→ **Exercise directions**
From the records below, extract all the text exactly and leave the images behind.

Dataset items
========
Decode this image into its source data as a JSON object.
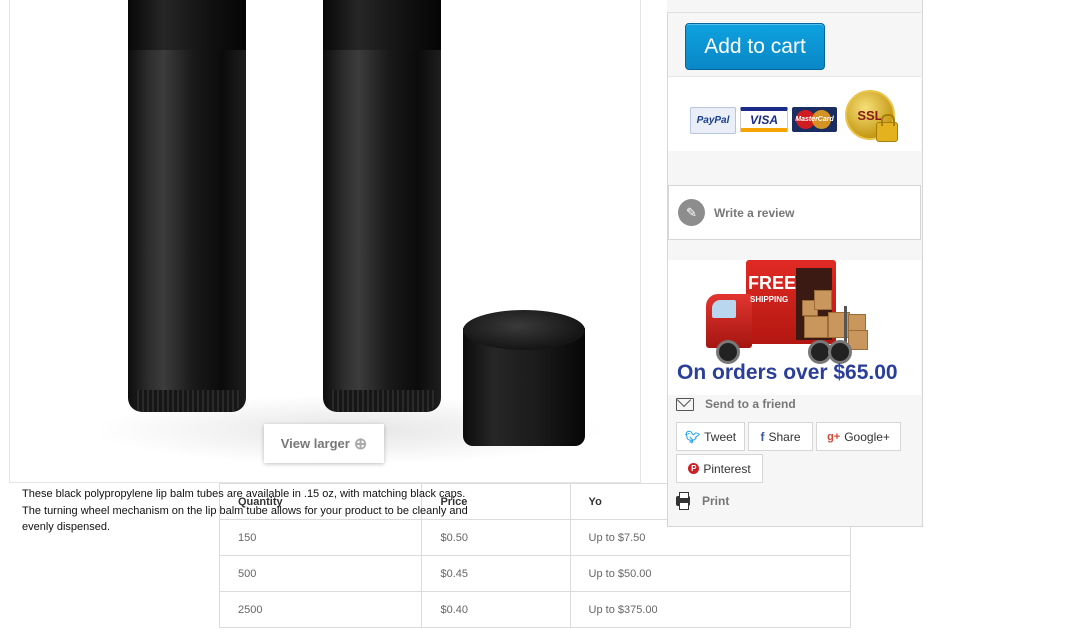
{
  "product_image": {
    "view_larger_label": "View larger",
    "zoom_icon": "magnify-plus-icon"
  },
  "description": {
    "lines": [
      "These black polypropylene lip balm tubes are available in .15 oz, with matching black caps.",
      "The turning wheel mechanism on the lip balm tube allows for your product to be cleanly and",
      "evenly dispensed."
    ]
  },
  "quantity_table": {
    "headers": [
      "Quantity",
      "Price",
      "Yo"
    ],
    "rows": [
      [
        "150",
        "$0.50",
        "Up to $7.50"
      ],
      [
        "500",
        "$0.45",
        "Up to $50.00"
      ],
      [
        "2500",
        "$0.40",
        "Up to $375.00"
      ]
    ]
  },
  "sidebar": {
    "add_to_cart_label": "Add to cart",
    "payment": {
      "paypal": "PayPal",
      "visa": "VISA",
      "mastercard": "MasterCard",
      "ssl": "SSL"
    },
    "write_review_label": "Write a review",
    "free_shipping": {
      "free": "FREE",
      "shipping": "SHIPPING",
      "orders_over": "On orders over $65.00"
    },
    "send_to_friend_label": "Send to a friend",
    "share": {
      "tweet": "Tweet",
      "share": "Share",
      "google_plus": "Google+",
      "pinterest": "Pinterest"
    },
    "print_label": "Print"
  },
  "colors": {
    "button_blue": "#0a87c6",
    "free_shipping_text": "#2b3f9a",
    "truck_red": "#d4211c"
  }
}
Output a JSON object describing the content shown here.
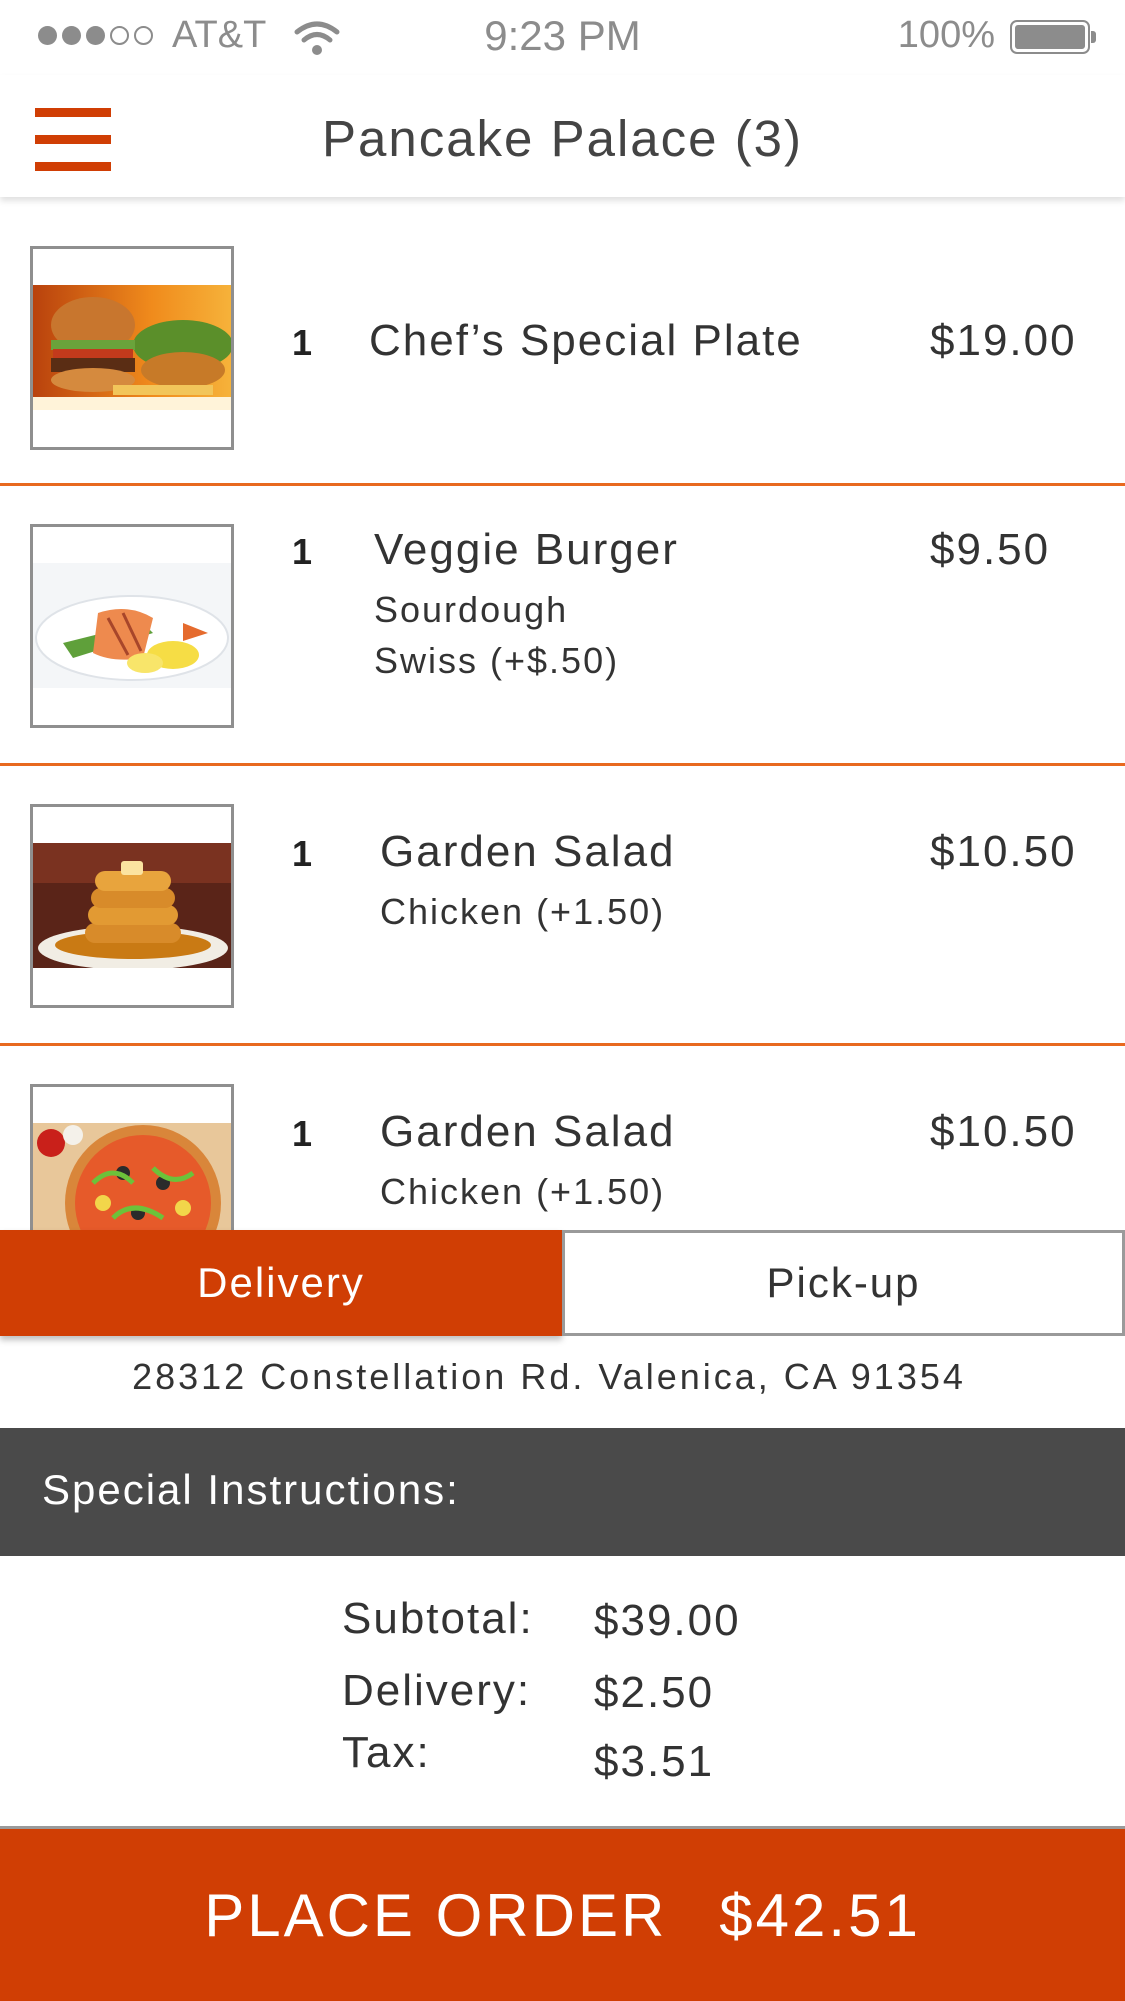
{
  "status_bar": {
    "carrier": "AT&T",
    "time": "9:23 PM",
    "battery": "100%"
  },
  "header": {
    "title": "Pancake Palace (3)",
    "menu_icon": "hamburger-menu-icon"
  },
  "cart": {
    "items": [
      {
        "qty": "1",
        "name": "Chef’s Special Plate",
        "price": "$19.00",
        "options": [],
        "image": "burger-and-fries-photo"
      },
      {
        "qty": "1",
        "name": "Veggie Burger",
        "price": "$9.50",
        "options": [
          "Sourdough",
          "Swiss (+$.50)"
        ],
        "image": "grilled-salmon-plate-photo"
      },
      {
        "qty": "1",
        "name": "Garden Salad",
        "price": "$10.50",
        "options": [
          "Chicken (+1.50)"
        ],
        "image": "pancake-stack-photo"
      },
      {
        "qty": "1",
        "name": "Garden Salad",
        "price": "$10.50",
        "options": [
          "Chicken (+1.50)"
        ],
        "image": "pizza-photo"
      }
    ]
  },
  "order_type": {
    "delivery_label": "Delivery",
    "pickup_label": "Pick-up",
    "selected": "Delivery"
  },
  "address": "28312 Constellation Rd. Valenica, CA 91354",
  "instructions": {
    "label": "Special Instructions:"
  },
  "totals": {
    "subtotal_label": "Subtotal:",
    "subtotal": "$39.00",
    "delivery_label": "Delivery:",
    "delivery": "$2.50",
    "tax_label": "Tax:",
    "tax": "$3.51"
  },
  "place_order": {
    "label": "PLACE ORDER",
    "total": "$42.51"
  },
  "colors": {
    "accent": "#d03e04",
    "divider": "#e8691f",
    "instructions_bar": "#4a4a4a"
  }
}
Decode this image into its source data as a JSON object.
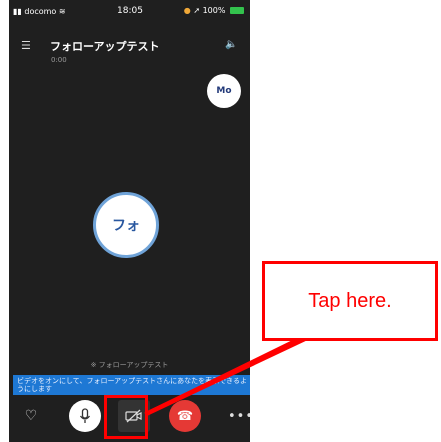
{
  "status_bar": {
    "carrier": "docomo",
    "time": "18:05",
    "battery": "100%"
  },
  "header": {
    "title": "フォローアップテスト",
    "duration": "0:00"
  },
  "participants": {
    "self_initials": "Mo",
    "remote_initials": "フォ"
  },
  "notice": {
    "caption": "※ フォローアップテスト",
    "banner": "ビデオをオンにして、フォローアップテストさんにあなたを表示できるようにします"
  },
  "callout": {
    "label": "Tap here."
  },
  "colors": {
    "highlight": "#ff0000",
    "banner": "#1e78d4",
    "hangup": "#e53935"
  }
}
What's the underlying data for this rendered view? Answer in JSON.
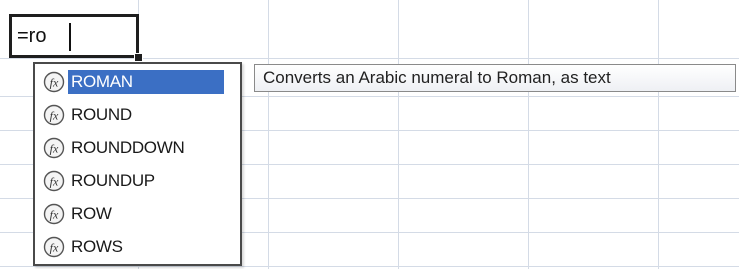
{
  "formula_cell": {
    "text": "=ro"
  },
  "autocomplete": {
    "items": [
      {
        "label": "ROMAN",
        "icon": "function-icon",
        "selected": true
      },
      {
        "label": "ROUND",
        "icon": "function-icon",
        "selected": false
      },
      {
        "label": "ROUNDDOWN",
        "icon": "function-icon",
        "selected": false
      },
      {
        "label": "ROUNDUP",
        "icon": "function-icon",
        "selected": false
      },
      {
        "label": "ROW",
        "icon": "function-icon",
        "selected": false
      },
      {
        "label": "ROWS",
        "icon": "function-icon",
        "selected": false
      }
    ],
    "highlight_color": "#3b6fc4"
  },
  "tooltip": {
    "text": "Converts an Arabic numeral to Roman, as text"
  },
  "colors": {
    "gridline": "#d4dbe6",
    "cell_border": "#1e1e1e"
  }
}
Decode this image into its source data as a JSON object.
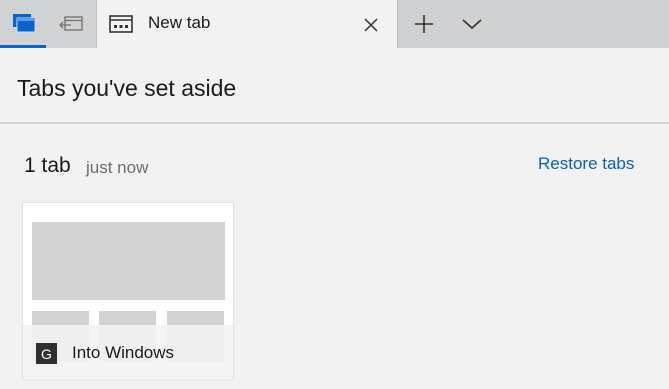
{
  "tabbar": {
    "tab": {
      "title": "New tab"
    }
  },
  "panel": {
    "title": "Tabs you've set aside"
  },
  "group": {
    "count_label": "1 tab",
    "time_label": "just now",
    "restore_label": "Restore tabs"
  },
  "card": {
    "favicon_letter": "G",
    "title": "Into Windows"
  },
  "colors": {
    "accent": "#0a63c9",
    "link": "#1060b0"
  },
  "icons": [
    "tabs-aside-icon",
    "set-aside-icon",
    "new-tab-page-icon",
    "close-icon",
    "plus-icon",
    "chevron-down-icon"
  ]
}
========
→ **Response to the exercise**
Decode this image into its source data as a JSON object.
{
  "product_image": {
    "view_larger_label": "View larger",
    "zoom_icon": "magnify-plus-icon"
  },
  "description": {
    "lines": [
      "These black polypropylene lip balm tubes are available in .15 oz, with matching black caps.",
      "The turning wheel mechanism on the lip balm tube allows for your product to be cleanly and",
      "evenly dispensed."
    ]
  },
  "quantity_table": {
    "headers": [
      "Quantity",
      "Price",
      "Yo"
    ],
    "rows": [
      [
        "150",
        "$0.50",
        "Up to $7.50"
      ],
      [
        "500",
        "$0.45",
        "Up to $50.00"
      ],
      [
        "2500",
        "$0.40",
        "Up to $375.00"
      ]
    ]
  },
  "sidebar": {
    "add_to_cart_label": "Add to cart",
    "payment": {
      "paypal": "PayPal",
      "visa": "VISA",
      "mastercard": "MasterCard",
      "ssl": "SSL"
    },
    "write_review_label": "Write a review",
    "free_shipping": {
      "free": "FREE",
      "shipping": "SHIPPING",
      "orders_over": "On orders over $65.00"
    },
    "send_to_friend_label": "Send to a friend",
    "share": {
      "tweet": "Tweet",
      "share": "Share",
      "google_plus": "Google+",
      "pinterest": "Pinterest"
    },
    "print_label": "Print"
  },
  "colors": {
    "button_blue": "#0a87c6",
    "free_shipping_text": "#2b3f9a",
    "truck_red": "#d4211c"
  }
}
Output a JSON object describing the content shown here.
{
  "status_bar": {
    "carrier": "AT&T",
    "time": "9:23 PM",
    "battery": "100%"
  },
  "header": {
    "title": "Pancake Palace (3)",
    "menu_icon": "hamburger-menu-icon"
  },
  "cart": {
    "items": [
      {
        "qty": "1",
        "name": "Chef’s Special Plate",
        "price": "$19.00",
        "options": [],
        "image": "burger-and-fries-photo"
      },
      {
        "qty": "1",
        "name": "Veggie Burger",
        "price": "$9.50",
        "options": [
          "Sourdough",
          "Swiss (+$.50)"
        ],
        "image": "grilled-salmon-plate-photo"
      },
      {
        "qty": "1",
        "name": "Garden Salad",
        "price": "$10.50",
        "options": [
          "Chicken (+1.50)"
        ],
        "image": "pancake-stack-photo"
      },
      {
        "qty": "1",
        "name": "Garden Salad",
        "price": "$10.50",
        "options": [
          "Chicken (+1.50)"
        ],
        "image": "pizza-photo"
      }
    ]
  },
  "order_type": {
    "delivery_label": "Delivery",
    "pickup_label": "Pick-up",
    "selected": "Delivery"
  },
  "address": "28312 Constellation Rd. Valenica, CA 91354",
  "instructions": {
    "label": "Special Instructions:"
  },
  "totals": {
    "subtotal_label": "Subtotal:",
    "subtotal": "$39.00",
    "delivery_label": "Delivery:",
    "delivery": "$2.50",
    "tax_label": "Tax:",
    "tax": "$3.51"
  },
  "place_order": {
    "label": "PLACE ORDER",
    "total": "$42.51"
  },
  "colors": {
    "accent": "#d03e04",
    "divider": "#e8691f",
    "instructions_bar": "#4a4a4a"
  }
}
Decode this image into its source data as a JSON object.
{
  "status_bar": {
    "carrier": "docomo",
    "time": "18:05",
    "battery": "100%"
  },
  "header": {
    "title": "フォローアップテスト",
    "duration": "0:00"
  },
  "participants": {
    "self_initials": "Mo",
    "remote_initials": "フォ"
  },
  "notice": {
    "caption": "※ フォローアップテスト",
    "banner": "ビデオをオンにして、フォローアップテストさんにあなたを表示できるようにします"
  },
  "callout": {
    "label": "Tap here."
  },
  "colors": {
    "highlight": "#ff0000",
    "banner": "#1e78d4",
    "hangup": "#e53935"
  }
}
What's the underlying data for this rendered view? Answer in JSON.
{
  "formula_cell": {
    "text": "=ro"
  },
  "autocomplete": {
    "items": [
      {
        "label": "ROMAN",
        "icon": "function-icon",
        "selected": true
      },
      {
        "label": "ROUND",
        "icon": "function-icon",
        "selected": false
      },
      {
        "label": "ROUNDDOWN",
        "icon": "function-icon",
        "selected": false
      },
      {
        "label": "ROUNDUP",
        "icon": "function-icon",
        "selected": false
      },
      {
        "label": "ROW",
        "icon": "function-icon",
        "selected": false
      },
      {
        "label": "ROWS",
        "icon": "function-icon",
        "selected": false
      }
    ],
    "highlight_color": "#3b6fc4"
  },
  "tooltip": {
    "text": "Converts an Arabic numeral to Roman, as text"
  },
  "colors": {
    "gridline": "#d4dbe6",
    "cell_border": "#1e1e1e"
  }
}
Decode this image into its source data as a JSON object.
{
  "tabbar": {
    "tab": {
      "title": "New tab"
    }
  },
  "panel": {
    "title": "Tabs you've set aside"
  },
  "group": {
    "count_label": "1 tab",
    "time_label": "just now",
    "restore_label": "Restore tabs"
  },
  "card": {
    "favicon_letter": "G",
    "title": "Into Windows"
  },
  "colors": {
    "accent": "#0a63c9",
    "link": "#1060b0"
  },
  "icons": [
    "tabs-aside-icon",
    "set-aside-icon",
    "new-tab-page-icon",
    "close-icon",
    "plus-icon",
    "chevron-down-icon"
  ]
}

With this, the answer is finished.